**PROVIDED ENTRIES**
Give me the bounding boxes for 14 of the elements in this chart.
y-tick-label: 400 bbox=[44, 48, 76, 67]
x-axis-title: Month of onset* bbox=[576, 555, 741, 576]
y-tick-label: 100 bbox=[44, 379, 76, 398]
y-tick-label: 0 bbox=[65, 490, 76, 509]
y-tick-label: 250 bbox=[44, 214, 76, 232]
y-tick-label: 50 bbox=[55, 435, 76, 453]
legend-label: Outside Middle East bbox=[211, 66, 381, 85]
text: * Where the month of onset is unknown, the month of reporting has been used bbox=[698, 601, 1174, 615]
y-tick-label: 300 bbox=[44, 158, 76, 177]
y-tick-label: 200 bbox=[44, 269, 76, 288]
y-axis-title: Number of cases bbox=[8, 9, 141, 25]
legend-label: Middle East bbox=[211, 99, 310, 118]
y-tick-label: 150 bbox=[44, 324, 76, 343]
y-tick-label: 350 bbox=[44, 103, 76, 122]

...

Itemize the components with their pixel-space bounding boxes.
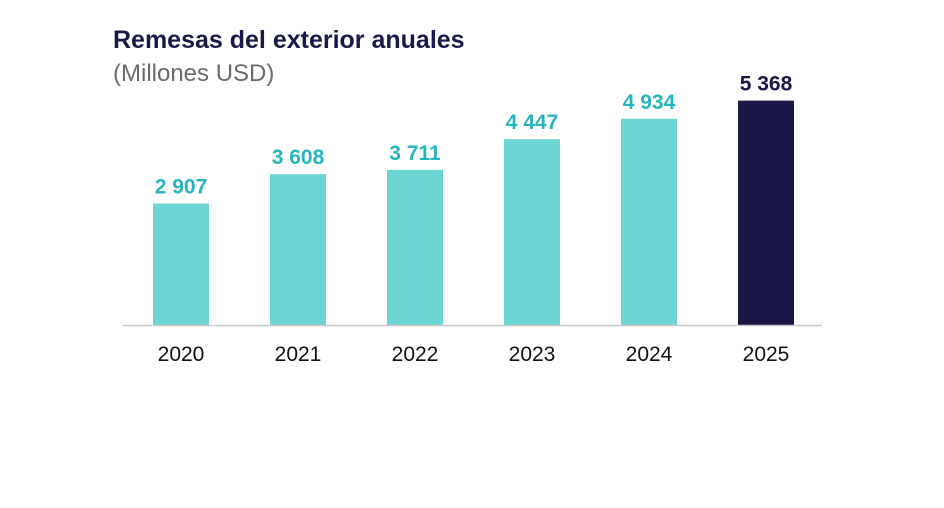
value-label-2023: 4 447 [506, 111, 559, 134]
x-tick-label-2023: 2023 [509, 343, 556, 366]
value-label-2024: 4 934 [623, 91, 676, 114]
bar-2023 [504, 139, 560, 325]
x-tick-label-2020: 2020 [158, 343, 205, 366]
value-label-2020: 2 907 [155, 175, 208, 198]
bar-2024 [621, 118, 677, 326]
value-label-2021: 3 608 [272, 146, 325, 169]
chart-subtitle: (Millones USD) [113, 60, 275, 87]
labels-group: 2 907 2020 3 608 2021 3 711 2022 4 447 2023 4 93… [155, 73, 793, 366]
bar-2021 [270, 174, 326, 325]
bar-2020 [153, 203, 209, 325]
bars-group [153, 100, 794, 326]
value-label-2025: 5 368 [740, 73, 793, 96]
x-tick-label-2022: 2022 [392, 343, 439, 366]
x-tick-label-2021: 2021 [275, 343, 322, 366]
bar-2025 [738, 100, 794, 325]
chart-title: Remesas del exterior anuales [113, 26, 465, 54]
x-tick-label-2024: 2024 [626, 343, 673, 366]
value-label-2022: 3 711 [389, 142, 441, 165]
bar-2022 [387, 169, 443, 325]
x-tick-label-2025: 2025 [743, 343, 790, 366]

**WHAT IS BEING ASKED**
Reproduce the data above word for word, starting at the line that contains "Give me the" and ending at the line that contains "legend-label: Middle East", with both of those lines included.

**RESULT OF THIS TASK**
Give me the bounding boxes for 14 of the elements in this chart.
y-tick-label: 400 bbox=[44, 48, 76, 67]
x-axis-title: Month of onset* bbox=[576, 555, 741, 576]
y-tick-label: 100 bbox=[44, 379, 76, 398]
y-tick-label: 0 bbox=[65, 490, 76, 509]
y-tick-label: 250 bbox=[44, 214, 76, 232]
y-tick-label: 50 bbox=[55, 435, 76, 453]
legend-label: Outside Middle East bbox=[211, 66, 381, 85]
text: * Where the month of onset is unknown, the month of reporting has been used bbox=[698, 601, 1174, 615]
y-tick-label: 300 bbox=[44, 158, 76, 177]
y-tick-label: 200 bbox=[44, 269, 76, 288]
y-axis-title: Number of cases bbox=[8, 9, 141, 25]
legend-label: Middle East bbox=[211, 99, 310, 118]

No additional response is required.